## EXERCISE DIRECTIONS
Retype the complete listing exactly as it appears.

## DATA LISTING
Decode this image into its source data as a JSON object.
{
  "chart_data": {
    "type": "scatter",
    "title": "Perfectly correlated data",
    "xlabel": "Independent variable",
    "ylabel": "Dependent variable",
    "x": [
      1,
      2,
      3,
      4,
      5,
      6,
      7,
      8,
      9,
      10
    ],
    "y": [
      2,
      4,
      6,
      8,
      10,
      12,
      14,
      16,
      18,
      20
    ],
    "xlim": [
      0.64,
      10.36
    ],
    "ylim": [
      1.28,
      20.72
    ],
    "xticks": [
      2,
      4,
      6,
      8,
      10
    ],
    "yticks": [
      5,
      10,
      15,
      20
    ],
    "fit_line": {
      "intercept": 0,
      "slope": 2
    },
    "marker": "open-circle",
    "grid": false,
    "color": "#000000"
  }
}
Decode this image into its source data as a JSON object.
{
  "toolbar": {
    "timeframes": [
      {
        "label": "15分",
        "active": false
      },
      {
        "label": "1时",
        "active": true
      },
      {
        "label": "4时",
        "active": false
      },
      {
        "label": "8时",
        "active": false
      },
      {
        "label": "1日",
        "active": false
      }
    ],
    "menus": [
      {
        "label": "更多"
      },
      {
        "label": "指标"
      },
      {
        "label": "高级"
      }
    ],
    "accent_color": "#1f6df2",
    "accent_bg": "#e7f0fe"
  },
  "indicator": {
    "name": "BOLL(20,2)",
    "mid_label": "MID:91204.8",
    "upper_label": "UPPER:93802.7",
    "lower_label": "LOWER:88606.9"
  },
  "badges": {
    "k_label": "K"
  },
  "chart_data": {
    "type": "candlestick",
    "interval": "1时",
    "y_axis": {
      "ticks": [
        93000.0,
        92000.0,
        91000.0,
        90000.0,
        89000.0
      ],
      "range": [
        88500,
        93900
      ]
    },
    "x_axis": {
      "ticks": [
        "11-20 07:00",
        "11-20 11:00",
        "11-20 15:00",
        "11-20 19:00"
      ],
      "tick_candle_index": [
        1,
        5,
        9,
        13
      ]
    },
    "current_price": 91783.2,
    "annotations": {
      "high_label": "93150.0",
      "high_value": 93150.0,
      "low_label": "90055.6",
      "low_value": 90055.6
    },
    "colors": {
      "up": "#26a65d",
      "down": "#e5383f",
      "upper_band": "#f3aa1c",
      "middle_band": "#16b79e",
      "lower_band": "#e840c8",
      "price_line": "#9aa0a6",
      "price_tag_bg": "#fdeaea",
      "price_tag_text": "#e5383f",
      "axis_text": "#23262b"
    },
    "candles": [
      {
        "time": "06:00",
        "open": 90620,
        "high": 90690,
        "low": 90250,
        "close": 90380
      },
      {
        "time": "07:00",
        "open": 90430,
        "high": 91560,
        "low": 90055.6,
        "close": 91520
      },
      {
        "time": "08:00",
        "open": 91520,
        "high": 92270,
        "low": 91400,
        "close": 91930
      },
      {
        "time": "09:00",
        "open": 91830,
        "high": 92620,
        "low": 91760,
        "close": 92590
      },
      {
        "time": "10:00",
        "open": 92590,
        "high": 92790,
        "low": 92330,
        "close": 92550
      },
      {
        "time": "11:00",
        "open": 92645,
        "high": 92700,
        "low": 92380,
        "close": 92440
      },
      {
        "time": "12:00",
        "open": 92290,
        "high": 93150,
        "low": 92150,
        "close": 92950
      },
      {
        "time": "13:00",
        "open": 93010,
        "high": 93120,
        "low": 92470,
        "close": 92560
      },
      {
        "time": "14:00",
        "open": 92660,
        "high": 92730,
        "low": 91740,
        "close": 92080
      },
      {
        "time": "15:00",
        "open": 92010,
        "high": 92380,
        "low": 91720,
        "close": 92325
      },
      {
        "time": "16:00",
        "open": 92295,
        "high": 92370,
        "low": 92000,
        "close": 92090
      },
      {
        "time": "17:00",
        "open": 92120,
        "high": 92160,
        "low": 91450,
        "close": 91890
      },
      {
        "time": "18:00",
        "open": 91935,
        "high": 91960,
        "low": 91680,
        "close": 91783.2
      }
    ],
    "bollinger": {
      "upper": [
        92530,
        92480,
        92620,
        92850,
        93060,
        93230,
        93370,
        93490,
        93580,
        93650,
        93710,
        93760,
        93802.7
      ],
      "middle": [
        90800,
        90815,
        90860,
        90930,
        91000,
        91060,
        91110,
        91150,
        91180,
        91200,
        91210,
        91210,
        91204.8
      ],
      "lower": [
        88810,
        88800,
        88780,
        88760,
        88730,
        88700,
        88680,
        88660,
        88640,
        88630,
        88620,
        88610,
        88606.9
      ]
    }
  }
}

## RESULT OF THE TASK
Decode this image into its source data as a JSON object.
{
  "chart_data": {
    "type": "scatter",
    "title": "Perfectly correlated data",
    "xlabel": "Independent variable",
    "ylabel": "Dependent variable",
    "x": [
      1,
      2,
      3,
      4,
      5,
      6,
      7,
      8,
      9,
      10
    ],
    "y": [
      2,
      4,
      6,
      8,
      10,
      12,
      14,
      16,
      18,
      20
    ],
    "xlim": [
      0.64,
      10.36
    ],
    "ylim": [
      1.28,
      20.72
    ],
    "xticks": [
      2,
      4,
      6,
      8,
      10
    ],
    "yticks": [
      5,
      10,
      15,
      20
    ],
    "fit_line": {
      "intercept": 0,
      "slope": 2
    },
    "marker": "open-circle",
    "grid": false,
    "color": "#000000"
  }
}
Decode this image into its source data as a JSON object.
{
  "toolbar": {
    "timeframes": [
      {
        "label": "15分",
        "active": false
      },
      {
        "label": "1时",
        "active": true
      },
      {
        "label": "4时",
        "active": false
      },
      {
        "label": "8时",
        "active": false
      },
      {
        "label": "1日",
        "active": false
      }
    ],
    "menus": [
      {
        "label": "更多"
      },
      {
        "label": "指标"
      },
      {
        "label": "高级"
      }
    ],
    "accent_color": "#1f6df2",
    "accent_bg": "#e7f0fe"
  },
  "indicator": {
    "name": "BOLL(20,2)",
    "mid_label": "MID:91204.8",
    "upper_label": "UPPER:93802.7",
    "lower_label": "LOWER:88606.9"
  },
  "badges": {
    "k_label": "K"
  },
  "chart_data": {
    "type": "candlestick",
    "interval": "1时",
    "y_axis": {
      "ticks": [
        93000.0,
        92000.0,
        91000.0,
        90000.0,
        89000.0
      ],
      "range": [
        88500,
        93900
      ]
    },
    "x_axis": {
      "ticks": [
        "11-20 07:00",
        "11-20 11:00",
        "11-20 15:00",
        "11-20 19:00"
      ],
      "tick_candle_index": [
        1,
        5,
        9,
        13
      ]
    },
    "current_price": 91783.2,
    "annotations": {
      "high_label": "93150.0",
      "high_value": 93150.0,
      "low_label": "90055.6",
      "low_value": 90055.6
    },
    "colors": {
      "up": "#26a65d",
      "down": "#e5383f",
      "upper_band": "#f3aa1c",
      "middle_band": "#16b79e",
      "lower_band": "#e840c8",
      "price_line": "#9aa0a6",
      "price_tag_bg": "#fdeaea",
      "price_tag_text": "#e5383f",
      "axis_text": "#23262b"
    },
    "candles": [
      {
        "time": "06:00",
        "open": 90620,
        "high": 90690,
        "low": 90250,
        "close": 90380
      },
      {
        "time": "07:00",
        "open": 90430,
        "high": 91560,
        "low": 90055.6,
        "close": 91520
      },
      {
        "time": "08:00",
        "open": 91520,
        "high": 92270,
        "low": 91400,
        "close": 91930
      },
      {
        "time": "09:00",
        "open": 91830,
        "high": 92620,
        "low": 91760,
        "close": 92590
      },
      {
        "time": "10:00",
        "open": 92590,
        "high": 92790,
        "low": 92330,
        "close": 92550
      },
      {
        "time": "11:00",
        "open": 92645,
        "high": 92700,
        "low": 92380,
        "close": 92440
      },
      {
        "time": "12:00",
        "open": 92290,
        "high": 93150,
        "low": 92150,
        "close": 92950
      },
      {
        "time": "13:00",
        "open": 93010,
        "high": 93120,
        "low": 92470,
        "close": 92560
      },
      {
        "time": "14:00",
        "open": 92660,
        "high": 92730,
        "low": 91740,
        "close": 92080
      },
      {
        "time": "15:00",
        "open": 92010,
        "high": 92380,
        "low": 91720,
        "close": 92325
      },
      {
        "time": "16:00",
        "open": 92295,
        "high": 92370,
        "low": 92000,
        "close": 92090
      },
      {
        "time": "17:00",
        "open": 92120,
        "high": 92160,
        "low": 91450,
        "close": 91890
      },
      {
        "time": "18:00",
        "open": 91935,
        "high": 91960,
        "low": 91680,
        "close": 91783.2
      }
    ],
    "bollinger": {
      "upper": [
        92530,
        92480,
        92620,
        92850,
        93060,
        93230,
        93370,
        93490,
        93580,
        93650,
        93710,
        93760,
        93802.7
      ],
      "middle": [
        90800,
        90815,
        90860,
        90930,
        91000,
        91060,
        91110,
        91150,
        91180,
        91200,
        91210,
        91210,
        91204.8
      ],
      "lower": [
        88810,
        88800,
        88780,
        88760,
        88730,
        88700,
        88680,
        88660,
        88640,
        88630,
        88620,
        88610,
        88606.9
      ]
    }
  }
}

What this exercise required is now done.